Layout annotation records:
** start **

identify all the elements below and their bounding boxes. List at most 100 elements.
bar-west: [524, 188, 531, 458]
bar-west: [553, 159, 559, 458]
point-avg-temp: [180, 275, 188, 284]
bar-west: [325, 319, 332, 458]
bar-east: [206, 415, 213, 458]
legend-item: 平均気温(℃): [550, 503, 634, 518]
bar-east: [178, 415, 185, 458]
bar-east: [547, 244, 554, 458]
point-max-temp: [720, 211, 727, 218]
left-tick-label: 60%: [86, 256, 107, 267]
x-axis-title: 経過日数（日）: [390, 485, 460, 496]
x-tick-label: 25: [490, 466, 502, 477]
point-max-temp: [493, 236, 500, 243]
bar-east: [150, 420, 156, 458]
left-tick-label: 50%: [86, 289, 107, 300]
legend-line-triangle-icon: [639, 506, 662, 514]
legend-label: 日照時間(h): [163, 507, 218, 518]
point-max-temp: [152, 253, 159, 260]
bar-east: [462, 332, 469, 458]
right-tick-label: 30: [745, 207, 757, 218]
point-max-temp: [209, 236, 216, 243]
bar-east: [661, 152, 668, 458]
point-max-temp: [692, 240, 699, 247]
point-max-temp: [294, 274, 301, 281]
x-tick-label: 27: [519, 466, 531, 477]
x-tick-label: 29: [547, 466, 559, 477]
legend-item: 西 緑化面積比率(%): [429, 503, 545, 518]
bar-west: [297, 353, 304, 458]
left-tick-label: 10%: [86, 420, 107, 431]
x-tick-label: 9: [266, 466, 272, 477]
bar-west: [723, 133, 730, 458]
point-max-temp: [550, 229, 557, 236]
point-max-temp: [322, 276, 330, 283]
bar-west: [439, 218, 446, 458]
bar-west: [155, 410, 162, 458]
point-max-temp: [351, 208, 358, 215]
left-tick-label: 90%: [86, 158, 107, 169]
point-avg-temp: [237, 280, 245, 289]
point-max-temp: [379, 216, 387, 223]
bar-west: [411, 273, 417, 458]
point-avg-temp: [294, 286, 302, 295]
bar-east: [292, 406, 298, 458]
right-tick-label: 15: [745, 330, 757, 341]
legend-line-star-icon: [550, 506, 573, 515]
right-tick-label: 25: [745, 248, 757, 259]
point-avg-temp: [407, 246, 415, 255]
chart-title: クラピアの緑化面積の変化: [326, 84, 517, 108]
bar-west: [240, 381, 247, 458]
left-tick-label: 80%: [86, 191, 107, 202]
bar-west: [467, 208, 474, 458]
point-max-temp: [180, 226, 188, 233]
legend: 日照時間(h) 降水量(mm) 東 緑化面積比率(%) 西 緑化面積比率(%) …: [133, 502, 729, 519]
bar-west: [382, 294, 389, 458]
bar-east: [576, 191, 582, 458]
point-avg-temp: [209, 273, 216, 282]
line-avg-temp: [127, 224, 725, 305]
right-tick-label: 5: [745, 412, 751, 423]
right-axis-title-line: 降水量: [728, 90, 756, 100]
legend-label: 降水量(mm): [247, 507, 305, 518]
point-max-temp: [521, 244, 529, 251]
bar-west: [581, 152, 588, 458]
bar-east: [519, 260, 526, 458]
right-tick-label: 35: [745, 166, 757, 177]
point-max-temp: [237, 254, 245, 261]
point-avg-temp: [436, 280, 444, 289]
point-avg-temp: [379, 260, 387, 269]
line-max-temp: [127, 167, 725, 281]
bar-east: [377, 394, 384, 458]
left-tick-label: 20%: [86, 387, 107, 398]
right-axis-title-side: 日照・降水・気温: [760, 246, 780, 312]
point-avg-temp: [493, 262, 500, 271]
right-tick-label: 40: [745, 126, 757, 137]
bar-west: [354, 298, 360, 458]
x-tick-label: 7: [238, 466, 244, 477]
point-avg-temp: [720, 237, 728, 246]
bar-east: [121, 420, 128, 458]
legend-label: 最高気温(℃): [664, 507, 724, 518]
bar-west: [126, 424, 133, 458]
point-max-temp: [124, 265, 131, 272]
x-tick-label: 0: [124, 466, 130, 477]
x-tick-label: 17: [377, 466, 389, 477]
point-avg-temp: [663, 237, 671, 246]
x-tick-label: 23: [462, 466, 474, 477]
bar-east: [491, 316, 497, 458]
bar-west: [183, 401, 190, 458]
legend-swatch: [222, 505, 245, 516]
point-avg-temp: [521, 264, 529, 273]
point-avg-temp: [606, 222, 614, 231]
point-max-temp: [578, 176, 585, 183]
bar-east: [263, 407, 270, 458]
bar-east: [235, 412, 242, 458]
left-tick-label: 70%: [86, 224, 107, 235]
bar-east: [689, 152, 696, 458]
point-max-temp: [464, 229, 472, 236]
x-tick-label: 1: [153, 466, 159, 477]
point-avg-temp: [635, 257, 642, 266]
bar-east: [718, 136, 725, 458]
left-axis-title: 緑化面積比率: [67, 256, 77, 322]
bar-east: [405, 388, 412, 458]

** end **

» **Aim of the exercise**:
Copy all of the entries above line for line, without changing a single character.

» **Task response**:
identify all the elements below and their bounding boxes. List at most 100 elements.
bar-west: [524, 188, 531, 458]
bar-west: [553, 159, 559, 458]
point-avg-temp: [180, 275, 188, 284]
bar-west: [325, 319, 332, 458]
bar-east: [206, 415, 213, 458]
legend-item: 平均気温(℃): [550, 503, 634, 518]
bar-east: [178, 415, 185, 458]
bar-east: [547, 244, 554, 458]
point-max-temp: [720, 211, 727, 218]
left-tick-label: 60%: [86, 256, 107, 267]
x-axis-title: 経過日数（日）: [390, 485, 460, 496]
x-tick-label: 25: [490, 466, 502, 477]
point-max-temp: [493, 236, 500, 243]
bar-east: [150, 420, 156, 458]
left-tick-label: 50%: [86, 289, 107, 300]
legend-line-triangle-icon: [639, 506, 662, 514]
legend-label: 日照時間(h): [163, 507, 218, 518]
point-max-temp: [152, 253, 159, 260]
bar-east: [462, 332, 469, 458]
right-tick-label: 30: [745, 207, 757, 218]
point-max-temp: [209, 236, 216, 243]
bar-east: [661, 152, 668, 458]
point-max-temp: [692, 240, 699, 247]
point-max-temp: [294, 274, 301, 281]
x-tick-label: 27: [519, 466, 531, 477]
x-tick-label: 29: [547, 466, 559, 477]
legend-item: 西 緑化面積比率(%): [429, 503, 545, 518]
bar-west: [297, 353, 304, 458]
left-tick-label: 10%: [86, 420, 107, 431]
x-tick-label: 9: [266, 466, 272, 477]
bar-west: [723, 133, 730, 458]
point-max-temp: [550, 229, 557, 236]
point-max-temp: [322, 276, 330, 283]
bar-west: [439, 218, 446, 458]
bar-west: [155, 410, 162, 458]
point-max-temp: [351, 208, 358, 215]
left-tick-label: 90%: [86, 158, 107, 169]
point-avg-temp: [237, 280, 245, 289]
point-max-temp: [379, 216, 387, 223]
bar-west: [411, 273, 417, 458]
point-avg-temp: [294, 286, 302, 295]
bar-east: [292, 406, 298, 458]
right-tick-label: 15: [745, 330, 757, 341]
legend-line-star-icon: [550, 506, 573, 515]
right-tick-label: 25: [745, 248, 757, 259]
point-avg-temp: [407, 246, 415, 255]
chart-title: クラピアの緑化面積の変化: [326, 84, 517, 108]
bar-west: [240, 381, 247, 458]
left-tick-label: 80%: [86, 191, 107, 202]
bar-west: [467, 208, 474, 458]
point-max-temp: [180, 226, 188, 233]
legend: 日照時間(h) 降水量(mm) 東 緑化面積比率(%) 西 緑化面積比率(%) …: [133, 502, 729, 519]
bar-west: [382, 294, 389, 458]
bar-east: [576, 191, 582, 458]
point-avg-temp: [209, 273, 216, 282]
line-avg-temp: [127, 224, 725, 305]
right-tick-label: 5: [745, 412, 751, 423]
right-axis-title-line: 降水量: [728, 90, 756, 100]
legend-label: 降水量(mm): [247, 507, 305, 518]
point-max-temp: [521, 244, 529, 251]
bar-west: [581, 152, 588, 458]
bar-east: [519, 260, 526, 458]
right-tick-label: 35: [745, 166, 757, 177]
point-max-temp: [237, 254, 245, 261]
point-avg-temp: [436, 280, 444, 289]
point-avg-temp: [379, 260, 387, 269]
line-max-temp: [127, 167, 725, 281]
bar-east: [377, 394, 384, 458]
left-tick-label: 20%: [86, 387, 107, 398]
right-axis-title-side: 日照・降水・気温: [760, 246, 780, 312]
point-avg-temp: [493, 262, 500, 271]
right-tick-label: 40: [745, 126, 757, 137]
bar-west: [354, 298, 360, 458]
x-tick-label: 7: [238, 466, 244, 477]
point-avg-temp: [720, 237, 728, 246]
bar-east: [121, 420, 128, 458]
legend-label: 最高気温(℃): [664, 507, 724, 518]
bar-west: [126, 424, 133, 458]
point-max-temp: [124, 265, 131, 272]
x-tick-label: 0: [124, 466, 130, 477]
x-tick-label: 17: [377, 466, 389, 477]
point-avg-temp: [663, 237, 671, 246]
x-tick-label: 23: [462, 466, 474, 477]
bar-east: [491, 316, 497, 458]
bar-west: [183, 401, 190, 458]
legend-swatch: [222, 505, 245, 516]
point-avg-temp: [521, 264, 529, 273]
point-avg-temp: [606, 222, 614, 231]
point-max-temp: [578, 176, 585, 183]
bar-east: [263, 407, 270, 458]
bar-east: [235, 412, 242, 458]
left-tick-label: 70%: [86, 224, 107, 235]
bar-east: [689, 152, 696, 458]
point-max-temp: [464, 229, 472, 236]
x-tick-label: 1: [153, 466, 159, 477]
point-avg-temp: [635, 257, 642, 266]
bar-east: [718, 136, 725, 458]
left-axis-title: 緑化面積比率: [67, 256, 77, 322]
bar-east: [405, 388, 412, 458]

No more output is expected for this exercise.